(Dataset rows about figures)

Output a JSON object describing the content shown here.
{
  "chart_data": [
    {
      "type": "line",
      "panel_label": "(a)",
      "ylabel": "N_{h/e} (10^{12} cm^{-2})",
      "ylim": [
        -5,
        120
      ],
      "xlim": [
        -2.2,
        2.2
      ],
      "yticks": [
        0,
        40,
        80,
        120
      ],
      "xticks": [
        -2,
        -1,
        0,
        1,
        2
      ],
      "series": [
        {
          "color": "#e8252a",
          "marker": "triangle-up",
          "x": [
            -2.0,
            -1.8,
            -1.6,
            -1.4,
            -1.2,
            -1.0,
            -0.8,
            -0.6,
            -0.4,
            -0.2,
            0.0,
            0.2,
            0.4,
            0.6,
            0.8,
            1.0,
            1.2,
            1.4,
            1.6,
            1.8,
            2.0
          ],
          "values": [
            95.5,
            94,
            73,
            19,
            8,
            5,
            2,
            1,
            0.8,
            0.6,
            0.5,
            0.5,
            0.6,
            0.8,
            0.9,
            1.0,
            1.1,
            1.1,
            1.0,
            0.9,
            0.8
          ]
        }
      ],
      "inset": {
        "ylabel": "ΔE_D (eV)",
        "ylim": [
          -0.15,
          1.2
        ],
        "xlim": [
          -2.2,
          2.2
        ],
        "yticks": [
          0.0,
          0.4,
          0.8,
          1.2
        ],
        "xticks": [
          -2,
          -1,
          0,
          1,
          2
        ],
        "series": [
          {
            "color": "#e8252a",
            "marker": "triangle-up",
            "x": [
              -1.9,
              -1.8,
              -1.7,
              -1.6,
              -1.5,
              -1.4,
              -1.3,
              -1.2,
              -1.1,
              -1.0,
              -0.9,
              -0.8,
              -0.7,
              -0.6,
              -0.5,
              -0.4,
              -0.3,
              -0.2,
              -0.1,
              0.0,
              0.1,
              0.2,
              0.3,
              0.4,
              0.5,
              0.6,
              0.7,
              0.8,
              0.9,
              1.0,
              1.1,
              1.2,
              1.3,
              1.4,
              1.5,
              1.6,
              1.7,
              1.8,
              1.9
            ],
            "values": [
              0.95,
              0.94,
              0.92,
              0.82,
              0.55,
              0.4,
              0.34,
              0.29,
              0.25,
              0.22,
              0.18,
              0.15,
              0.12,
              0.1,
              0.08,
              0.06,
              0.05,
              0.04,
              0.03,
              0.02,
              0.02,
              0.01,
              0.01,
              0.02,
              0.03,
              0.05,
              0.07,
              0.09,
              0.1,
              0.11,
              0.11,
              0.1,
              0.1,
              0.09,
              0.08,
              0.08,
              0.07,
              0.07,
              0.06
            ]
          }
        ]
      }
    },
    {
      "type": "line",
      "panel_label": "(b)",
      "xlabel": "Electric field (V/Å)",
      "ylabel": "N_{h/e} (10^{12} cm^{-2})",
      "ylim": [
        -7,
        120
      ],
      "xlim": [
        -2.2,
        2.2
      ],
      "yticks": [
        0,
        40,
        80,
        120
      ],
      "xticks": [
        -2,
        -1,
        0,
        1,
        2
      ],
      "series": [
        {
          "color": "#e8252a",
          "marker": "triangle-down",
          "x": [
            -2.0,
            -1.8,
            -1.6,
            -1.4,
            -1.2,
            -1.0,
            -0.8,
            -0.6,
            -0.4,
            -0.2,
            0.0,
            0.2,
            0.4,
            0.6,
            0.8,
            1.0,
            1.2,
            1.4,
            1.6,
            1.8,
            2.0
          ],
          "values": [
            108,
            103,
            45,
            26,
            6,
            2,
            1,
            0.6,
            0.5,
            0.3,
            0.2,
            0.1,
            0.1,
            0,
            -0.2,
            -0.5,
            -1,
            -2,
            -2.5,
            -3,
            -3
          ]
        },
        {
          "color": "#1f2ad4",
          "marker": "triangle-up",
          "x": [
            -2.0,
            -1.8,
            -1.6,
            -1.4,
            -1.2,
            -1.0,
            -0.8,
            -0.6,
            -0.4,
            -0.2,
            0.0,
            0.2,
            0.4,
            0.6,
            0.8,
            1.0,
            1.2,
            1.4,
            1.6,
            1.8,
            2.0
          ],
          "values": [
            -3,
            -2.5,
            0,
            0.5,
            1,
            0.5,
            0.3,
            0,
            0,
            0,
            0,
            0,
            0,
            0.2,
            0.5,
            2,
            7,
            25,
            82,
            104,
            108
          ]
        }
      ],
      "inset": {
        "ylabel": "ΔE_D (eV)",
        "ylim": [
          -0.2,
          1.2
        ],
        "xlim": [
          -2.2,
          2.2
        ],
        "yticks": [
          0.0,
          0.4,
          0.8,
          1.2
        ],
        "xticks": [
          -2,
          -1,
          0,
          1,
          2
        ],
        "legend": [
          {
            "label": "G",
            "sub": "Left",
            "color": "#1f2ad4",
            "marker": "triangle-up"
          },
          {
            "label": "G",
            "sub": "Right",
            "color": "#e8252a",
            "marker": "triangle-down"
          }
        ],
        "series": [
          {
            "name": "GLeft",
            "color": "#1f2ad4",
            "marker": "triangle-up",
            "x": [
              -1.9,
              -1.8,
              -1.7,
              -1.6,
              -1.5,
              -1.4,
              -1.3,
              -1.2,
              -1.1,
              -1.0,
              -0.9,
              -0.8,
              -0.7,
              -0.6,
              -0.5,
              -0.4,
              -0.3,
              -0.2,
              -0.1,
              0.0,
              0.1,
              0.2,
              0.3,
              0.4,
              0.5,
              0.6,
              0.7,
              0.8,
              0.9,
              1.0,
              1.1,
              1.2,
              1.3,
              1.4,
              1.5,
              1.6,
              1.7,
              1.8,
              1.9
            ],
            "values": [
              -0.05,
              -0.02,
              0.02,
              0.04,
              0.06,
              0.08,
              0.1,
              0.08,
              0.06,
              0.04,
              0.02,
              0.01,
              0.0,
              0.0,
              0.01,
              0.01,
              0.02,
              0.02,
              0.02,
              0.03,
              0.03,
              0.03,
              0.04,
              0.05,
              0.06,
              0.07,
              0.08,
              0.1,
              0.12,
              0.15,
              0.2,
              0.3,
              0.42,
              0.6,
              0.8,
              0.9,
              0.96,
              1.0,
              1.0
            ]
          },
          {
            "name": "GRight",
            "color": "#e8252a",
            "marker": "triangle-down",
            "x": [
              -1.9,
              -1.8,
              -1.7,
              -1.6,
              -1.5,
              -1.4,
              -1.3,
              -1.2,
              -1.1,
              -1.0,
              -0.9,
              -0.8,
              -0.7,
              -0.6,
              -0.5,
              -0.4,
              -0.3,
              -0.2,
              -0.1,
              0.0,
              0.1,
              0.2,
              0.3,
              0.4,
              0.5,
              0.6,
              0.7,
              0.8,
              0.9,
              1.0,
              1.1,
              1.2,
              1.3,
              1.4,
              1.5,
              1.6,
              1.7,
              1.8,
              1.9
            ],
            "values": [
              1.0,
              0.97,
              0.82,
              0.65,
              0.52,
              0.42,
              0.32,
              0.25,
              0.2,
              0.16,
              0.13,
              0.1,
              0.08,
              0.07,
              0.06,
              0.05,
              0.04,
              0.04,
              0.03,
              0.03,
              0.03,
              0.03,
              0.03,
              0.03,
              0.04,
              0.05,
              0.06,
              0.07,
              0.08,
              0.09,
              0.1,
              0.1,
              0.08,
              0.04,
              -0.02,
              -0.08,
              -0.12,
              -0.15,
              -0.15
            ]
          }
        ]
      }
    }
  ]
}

* WRITTEN INSTRUCTION: The records above should be repeated in full, exactly as given.

* FINAL RESULT:
Output a JSON object describing the content shown here.
{
  "chart_data": [
    {
      "type": "line",
      "panel_label": "(a)",
      "ylabel": "N_{h/e} (10^{12} cm^{-2})",
      "ylim": [
        -5,
        120
      ],
      "xlim": [
        -2.2,
        2.2
      ],
      "yticks": [
        0,
        40,
        80,
        120
      ],
      "xticks": [
        -2,
        -1,
        0,
        1,
        2
      ],
      "series": [
        {
          "color": "#e8252a",
          "marker": "triangle-up",
          "x": [
            -2.0,
            -1.8,
            -1.6,
            -1.4,
            -1.2,
            -1.0,
            -0.8,
            -0.6,
            -0.4,
            -0.2,
            0.0,
            0.2,
            0.4,
            0.6,
            0.8,
            1.0,
            1.2,
            1.4,
            1.6,
            1.8,
            2.0
          ],
          "values": [
            95.5,
            94,
            73,
            19,
            8,
            5,
            2,
            1,
            0.8,
            0.6,
            0.5,
            0.5,
            0.6,
            0.8,
            0.9,
            1.0,
            1.1,
            1.1,
            1.0,
            0.9,
            0.8
          ]
        }
      ],
      "inset": {
        "ylabel": "ΔE_D (eV)",
        "ylim": [
          -0.15,
          1.2
        ],
        "xlim": [
          -2.2,
          2.2
        ],
        "yticks": [
          0.0,
          0.4,
          0.8,
          1.2
        ],
        "xticks": [
          -2,
          -1,
          0,
          1,
          2
        ],
        "series": [
          {
            "color": "#e8252a",
            "marker": "triangle-up",
            "x": [
              -1.9,
              -1.8,
              -1.7,
              -1.6,
              -1.5,
              -1.4,
              -1.3,
              -1.2,
              -1.1,
              -1.0,
              -0.9,
              -0.8,
              -0.7,
              -0.6,
              -0.5,
              -0.4,
              -0.3,
              -0.2,
              -0.1,
              0.0,
              0.1,
              0.2,
              0.3,
              0.4,
              0.5,
              0.6,
              0.7,
              0.8,
              0.9,
              1.0,
              1.1,
              1.2,
              1.3,
              1.4,
              1.5,
              1.6,
              1.7,
              1.8,
              1.9
            ],
            "values": [
              0.95,
              0.94,
              0.92,
              0.82,
              0.55,
              0.4,
              0.34,
              0.29,
              0.25,
              0.22,
              0.18,
              0.15,
              0.12,
              0.1,
              0.08,
              0.06,
              0.05,
              0.04,
              0.03,
              0.02,
              0.02,
              0.01,
              0.01,
              0.02,
              0.03,
              0.05,
              0.07,
              0.09,
              0.1,
              0.11,
              0.11,
              0.1,
              0.1,
              0.09,
              0.08,
              0.08,
              0.07,
              0.07,
              0.06
            ]
          }
        ]
      }
    },
    {
      "type": "line",
      "panel_label": "(b)",
      "xlabel": "Electric field (V/Å)",
      "ylabel": "N_{h/e} (10^{12} cm^{-2})",
      "ylim": [
        -7,
        120
      ],
      "xlim": [
        -2.2,
        2.2
      ],
      "yticks": [
        0,
        40,
        80,
        120
      ],
      "xticks": [
        -2,
        -1,
        0,
        1,
        2
      ],
      "series": [
        {
          "color": "#e8252a",
          "marker": "triangle-down",
          "x": [
            -2.0,
            -1.8,
            -1.6,
            -1.4,
            -1.2,
            -1.0,
            -0.8,
            -0.6,
            -0.4,
            -0.2,
            0.0,
            0.2,
            0.4,
            0.6,
            0.8,
            1.0,
            1.2,
            1.4,
            1.6,
            1.8,
            2.0
          ],
          "values": [
            108,
            103,
            45,
            26,
            6,
            2,
            1,
            0.6,
            0.5,
            0.3,
            0.2,
            0.1,
            0.1,
            0,
            -0.2,
            -0.5,
            -1,
            -2,
            -2.5,
            -3,
            -3
          ]
        },
        {
          "color": "#1f2ad4",
          "marker": "triangle-up",
          "x": [
            -2.0,
            -1.8,
            -1.6,
            -1.4,
            -1.2,
            -1.0,
            -0.8,
            -0.6,
            -0.4,
            -0.2,
            0.0,
            0.2,
            0.4,
            0.6,
            0.8,
            1.0,
            1.2,
            1.4,
            1.6,
            1.8,
            2.0
          ],
          "values": [
            -3,
            -2.5,
            0,
            0.5,
            1,
            0.5,
            0.3,
            0,
            0,
            0,
            0,
            0,
            0,
            0.2,
            0.5,
            2,
            7,
            25,
            82,
            104,
            108
          ]
        }
      ],
      "inset": {
        "ylabel": "ΔE_D (eV)",
        "ylim": [
          -0.2,
          1.2
        ],
        "xlim": [
          -2.2,
          2.2
        ],
        "yticks": [
          0.0,
          0.4,
          0.8,
          1.2
        ],
        "xticks": [
          -2,
          -1,
          0,
          1,
          2
        ],
        "legend": [
          {
            "label": "G",
            "sub": "Left",
            "color": "#1f2ad4",
            "marker": "triangle-up"
          },
          {
            "label": "G",
            "sub": "Right",
            "color": "#e8252a",
            "marker": "triangle-down"
          }
        ],
        "series": [
          {
            "name": "GLeft",
            "color": "#1f2ad4",
            "marker": "triangle-up",
            "x": [
              -1.9,
              -1.8,
              -1.7,
              -1.6,
              -1.5,
              -1.4,
              -1.3,
              -1.2,
              -1.1,
              -1.0,
              -0.9,
              -0.8,
              -0.7,
              -0.6,
              -0.5,
              -0.4,
              -0.3,
              -0.2,
              -0.1,
              0.0,
              0.1,
              0.2,
              0.3,
              0.4,
              0.5,
              0.6,
              0.7,
              0.8,
              0.9,
              1.0,
              1.1,
              1.2,
              1.3,
              1.4,
              1.5,
              1.6,
              1.7,
              1.8,
              1.9
            ],
            "values": [
              -0.05,
              -0.02,
              0.02,
              0.04,
              0.06,
              0.08,
              0.1,
              0.08,
              0.06,
              0.04,
              0.02,
              0.01,
              0.0,
              0.0,
              0.01,
              0.01,
              0.02,
              0.02,
              0.02,
              0.03,
              0.03,
              0.03,
              0.04,
              0.05,
              0.06,
              0.07,
              0.08,
              0.1,
              0.12,
              0.15,
              0.2,
              0.3,
              0.42,
              0.6,
              0.8,
              0.9,
              0.96,
              1.0,
              1.0
            ]
          },
          {
            "name": "GRight",
            "color": "#e8252a",
            "marker": "triangle-down",
            "x": [
              -1.9,
              -1.8,
              -1.7,
              -1.6,
              -1.5,
              -1.4,
              -1.3,
              -1.2,
              -1.1,
              -1.0,
              -0.9,
              -0.8,
              -0.7,
              -0.6,
              -0.5,
              -0.4,
              -0.3,
              -0.2,
              -0.1,
              0.0,
              0.1,
              0.2,
              0.3,
              0.4,
              0.5,
              0.6,
              0.7,
              0.8,
              0.9,
              1.0,
              1.1,
              1.2,
              1.3,
              1.4,
              1.5,
              1.6,
              1.7,
              1.8,
              1.9
            ],
            "values": [
              1.0,
              0.97,
              0.82,
              0.65,
              0.52,
              0.42,
              0.32,
              0.25,
              0.2,
              0.16,
              0.13,
              0.1,
              0.08,
              0.07,
              0.06,
              0.05,
              0.04,
              0.04,
              0.03,
              0.03,
              0.03,
              0.03,
              0.03,
              0.03,
              0.04,
              0.05,
              0.06,
              0.07,
              0.08,
              0.09,
              0.1,
              0.1,
              0.08,
              0.04,
              -0.02,
              -0.08,
              -0.12,
              -0.15,
              -0.15
            ]
          }
        ]
      }
    }
  ]
}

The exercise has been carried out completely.